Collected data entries

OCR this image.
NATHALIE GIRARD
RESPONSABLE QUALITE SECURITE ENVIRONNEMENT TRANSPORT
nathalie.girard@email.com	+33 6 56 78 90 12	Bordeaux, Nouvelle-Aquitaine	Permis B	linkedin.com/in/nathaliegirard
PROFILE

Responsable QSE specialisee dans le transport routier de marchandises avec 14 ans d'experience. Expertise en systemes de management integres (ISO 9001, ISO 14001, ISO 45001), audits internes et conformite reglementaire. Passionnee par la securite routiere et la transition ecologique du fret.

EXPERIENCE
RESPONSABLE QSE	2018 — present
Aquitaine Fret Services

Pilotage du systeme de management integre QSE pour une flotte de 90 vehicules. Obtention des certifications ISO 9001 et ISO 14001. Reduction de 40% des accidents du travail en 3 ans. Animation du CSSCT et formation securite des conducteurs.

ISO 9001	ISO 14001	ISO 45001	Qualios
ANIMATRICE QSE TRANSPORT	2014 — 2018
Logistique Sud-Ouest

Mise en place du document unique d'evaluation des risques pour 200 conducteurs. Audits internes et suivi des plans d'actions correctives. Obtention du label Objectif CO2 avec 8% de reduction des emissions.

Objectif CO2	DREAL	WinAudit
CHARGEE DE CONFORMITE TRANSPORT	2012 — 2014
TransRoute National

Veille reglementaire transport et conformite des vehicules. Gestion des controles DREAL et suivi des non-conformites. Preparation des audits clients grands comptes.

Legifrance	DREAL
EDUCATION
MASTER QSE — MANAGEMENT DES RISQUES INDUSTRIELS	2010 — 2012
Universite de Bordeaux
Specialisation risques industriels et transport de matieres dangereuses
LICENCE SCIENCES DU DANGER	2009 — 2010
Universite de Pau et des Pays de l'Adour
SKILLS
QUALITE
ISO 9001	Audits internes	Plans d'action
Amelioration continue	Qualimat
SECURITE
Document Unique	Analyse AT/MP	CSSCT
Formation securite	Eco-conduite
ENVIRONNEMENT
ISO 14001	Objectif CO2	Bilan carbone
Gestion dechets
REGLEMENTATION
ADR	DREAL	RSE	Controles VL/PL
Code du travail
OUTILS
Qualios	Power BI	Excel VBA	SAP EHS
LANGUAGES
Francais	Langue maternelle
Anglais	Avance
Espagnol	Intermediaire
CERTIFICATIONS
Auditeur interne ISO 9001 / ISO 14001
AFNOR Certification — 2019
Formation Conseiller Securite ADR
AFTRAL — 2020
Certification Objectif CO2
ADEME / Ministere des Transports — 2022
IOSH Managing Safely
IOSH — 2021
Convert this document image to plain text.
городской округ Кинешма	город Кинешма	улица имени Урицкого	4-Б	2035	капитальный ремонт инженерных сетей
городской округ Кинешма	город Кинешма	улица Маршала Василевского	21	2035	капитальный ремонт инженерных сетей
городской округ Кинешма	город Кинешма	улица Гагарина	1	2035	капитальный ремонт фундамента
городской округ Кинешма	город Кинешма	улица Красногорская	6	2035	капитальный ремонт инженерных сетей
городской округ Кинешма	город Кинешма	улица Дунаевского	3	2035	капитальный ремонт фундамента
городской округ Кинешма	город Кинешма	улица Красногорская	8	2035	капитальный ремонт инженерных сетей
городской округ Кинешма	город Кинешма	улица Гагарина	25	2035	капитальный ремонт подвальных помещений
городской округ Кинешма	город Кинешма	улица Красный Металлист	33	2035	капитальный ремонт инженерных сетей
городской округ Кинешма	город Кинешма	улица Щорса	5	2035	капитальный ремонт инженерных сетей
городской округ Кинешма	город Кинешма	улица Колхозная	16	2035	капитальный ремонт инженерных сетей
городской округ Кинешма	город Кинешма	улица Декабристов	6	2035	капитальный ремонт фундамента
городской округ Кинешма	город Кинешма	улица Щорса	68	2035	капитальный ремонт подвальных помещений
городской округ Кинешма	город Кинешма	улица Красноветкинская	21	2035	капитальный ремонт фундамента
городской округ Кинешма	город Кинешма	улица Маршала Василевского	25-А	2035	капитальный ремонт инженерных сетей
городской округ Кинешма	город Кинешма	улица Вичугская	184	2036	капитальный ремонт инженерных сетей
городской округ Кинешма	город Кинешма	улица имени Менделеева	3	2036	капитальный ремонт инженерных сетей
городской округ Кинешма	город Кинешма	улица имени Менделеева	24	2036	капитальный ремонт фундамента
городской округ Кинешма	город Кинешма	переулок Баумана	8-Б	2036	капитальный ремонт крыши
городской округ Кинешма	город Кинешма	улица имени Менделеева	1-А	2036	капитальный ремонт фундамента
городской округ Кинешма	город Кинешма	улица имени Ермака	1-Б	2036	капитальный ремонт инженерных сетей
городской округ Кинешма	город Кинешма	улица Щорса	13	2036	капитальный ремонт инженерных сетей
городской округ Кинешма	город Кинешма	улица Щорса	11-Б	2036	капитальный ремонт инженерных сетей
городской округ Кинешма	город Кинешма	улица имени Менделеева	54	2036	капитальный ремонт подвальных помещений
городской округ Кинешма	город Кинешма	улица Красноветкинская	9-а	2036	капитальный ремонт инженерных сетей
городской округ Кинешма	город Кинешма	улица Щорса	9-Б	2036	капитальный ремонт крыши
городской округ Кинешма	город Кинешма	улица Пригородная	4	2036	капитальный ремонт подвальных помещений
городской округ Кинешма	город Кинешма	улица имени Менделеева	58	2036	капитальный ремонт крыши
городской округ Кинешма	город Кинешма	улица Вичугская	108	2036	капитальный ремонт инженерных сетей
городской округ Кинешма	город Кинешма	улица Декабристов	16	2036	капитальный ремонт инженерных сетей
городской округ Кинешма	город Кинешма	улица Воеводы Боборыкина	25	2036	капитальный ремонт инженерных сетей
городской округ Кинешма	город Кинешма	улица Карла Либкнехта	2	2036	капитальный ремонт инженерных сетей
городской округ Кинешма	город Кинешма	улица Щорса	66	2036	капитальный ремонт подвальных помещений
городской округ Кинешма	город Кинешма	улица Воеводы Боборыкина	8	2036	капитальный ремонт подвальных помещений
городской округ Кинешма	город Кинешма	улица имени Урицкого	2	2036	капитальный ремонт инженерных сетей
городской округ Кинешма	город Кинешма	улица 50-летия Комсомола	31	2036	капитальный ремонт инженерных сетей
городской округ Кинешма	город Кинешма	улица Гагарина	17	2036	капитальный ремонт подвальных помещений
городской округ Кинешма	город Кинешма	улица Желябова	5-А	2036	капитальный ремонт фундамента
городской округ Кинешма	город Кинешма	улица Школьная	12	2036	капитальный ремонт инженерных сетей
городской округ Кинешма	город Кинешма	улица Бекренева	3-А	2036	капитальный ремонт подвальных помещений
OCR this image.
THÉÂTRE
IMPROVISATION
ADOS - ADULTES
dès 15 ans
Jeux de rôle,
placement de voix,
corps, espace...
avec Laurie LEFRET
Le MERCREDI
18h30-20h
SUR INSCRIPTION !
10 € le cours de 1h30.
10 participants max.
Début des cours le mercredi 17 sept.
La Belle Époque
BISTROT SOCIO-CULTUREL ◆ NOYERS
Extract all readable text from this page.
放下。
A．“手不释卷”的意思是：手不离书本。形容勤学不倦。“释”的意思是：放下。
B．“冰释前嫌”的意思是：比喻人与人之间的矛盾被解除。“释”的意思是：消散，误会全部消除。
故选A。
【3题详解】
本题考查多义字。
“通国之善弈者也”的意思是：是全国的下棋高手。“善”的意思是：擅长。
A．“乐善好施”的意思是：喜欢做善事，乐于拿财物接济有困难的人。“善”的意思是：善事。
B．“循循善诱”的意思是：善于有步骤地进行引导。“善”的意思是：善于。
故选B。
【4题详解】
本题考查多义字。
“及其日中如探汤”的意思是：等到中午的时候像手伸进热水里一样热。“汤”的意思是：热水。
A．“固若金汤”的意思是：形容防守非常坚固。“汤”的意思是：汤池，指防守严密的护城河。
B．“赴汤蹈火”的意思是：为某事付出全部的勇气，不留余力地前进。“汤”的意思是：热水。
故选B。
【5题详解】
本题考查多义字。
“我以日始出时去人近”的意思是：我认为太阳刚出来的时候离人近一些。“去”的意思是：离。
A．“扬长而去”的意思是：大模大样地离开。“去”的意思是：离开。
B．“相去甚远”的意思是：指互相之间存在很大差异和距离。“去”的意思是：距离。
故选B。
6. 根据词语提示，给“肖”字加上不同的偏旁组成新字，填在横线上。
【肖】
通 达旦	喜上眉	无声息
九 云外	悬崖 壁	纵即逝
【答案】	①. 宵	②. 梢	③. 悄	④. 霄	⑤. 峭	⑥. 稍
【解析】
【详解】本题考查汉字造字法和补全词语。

* [Written exercise]: Search the entries for "фундамента" and copy out each line that has it.

* [Correct answer]:
городской округ Кинешма	город Кинешма	улица Гагарина	1	2035	капитальный ремонт фундамента
городской округ Кинешма	город Кинешма	улица Дунаевского	3	2035	капитальный ремонт фундамента
городской округ Кинешма	город Кинешма	улица Декабристов	6	2035	капитальный ремонт фундамента
городской округ Кинешма	город Кинешма	улица Красноветкинская	21	2035	капитальный ремонт фундамента
городской округ Кинешма	город Кинешма	улица имени Менделеева	24	2036	капитальный ремонт фундамента
городской округ Кинешма	город Кинешма	улица имени Менделеева	1-А	2036	капитальный ремонт фундамента
городской округ Кинешма	город Кинешма	улица Желябова	5-А	2036	капитальный ремонт фундамента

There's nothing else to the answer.